(Dataset records)
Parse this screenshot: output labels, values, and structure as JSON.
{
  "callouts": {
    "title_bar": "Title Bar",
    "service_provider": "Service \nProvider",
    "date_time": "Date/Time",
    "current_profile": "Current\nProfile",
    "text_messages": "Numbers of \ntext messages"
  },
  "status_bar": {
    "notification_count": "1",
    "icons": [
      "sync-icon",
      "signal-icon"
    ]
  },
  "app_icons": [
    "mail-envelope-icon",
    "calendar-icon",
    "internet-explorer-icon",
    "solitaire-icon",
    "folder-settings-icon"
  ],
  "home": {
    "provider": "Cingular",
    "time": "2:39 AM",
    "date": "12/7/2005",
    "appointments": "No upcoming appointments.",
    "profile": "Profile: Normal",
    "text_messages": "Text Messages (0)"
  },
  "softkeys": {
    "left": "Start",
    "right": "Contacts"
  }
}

* **Set exercise**: Transcribe the data above in full, exactly.

* **Solution for this task**:
Parse this screenshot: output labels, values, and structure as JSON.
{
  "callouts": {
    "title_bar": "Title Bar",
    "service_provider": "Service \nProvider",
    "date_time": "Date/Time",
    "current_profile": "Current\nProfile",
    "text_messages": "Numbers of \ntext messages"
  },
  "status_bar": {
    "notification_count": "1",
    "icons": [
      "sync-icon",
      "signal-icon"
    ]
  },
  "app_icons": [
    "mail-envelope-icon",
    "calendar-icon",
    "internet-explorer-icon",
    "solitaire-icon",
    "folder-settings-icon"
  ],
  "home": {
    "provider": "Cingular",
    "time": "2:39 AM",
    "date": "12/7/2005",
    "appointments": "No upcoming appointments.",
    "profile": "Profile: Normal",
    "text_messages": "Text Messages (0)"
  },
  "softkeys": {
    "left": "Start",
    "right": "Contacts"
  }
}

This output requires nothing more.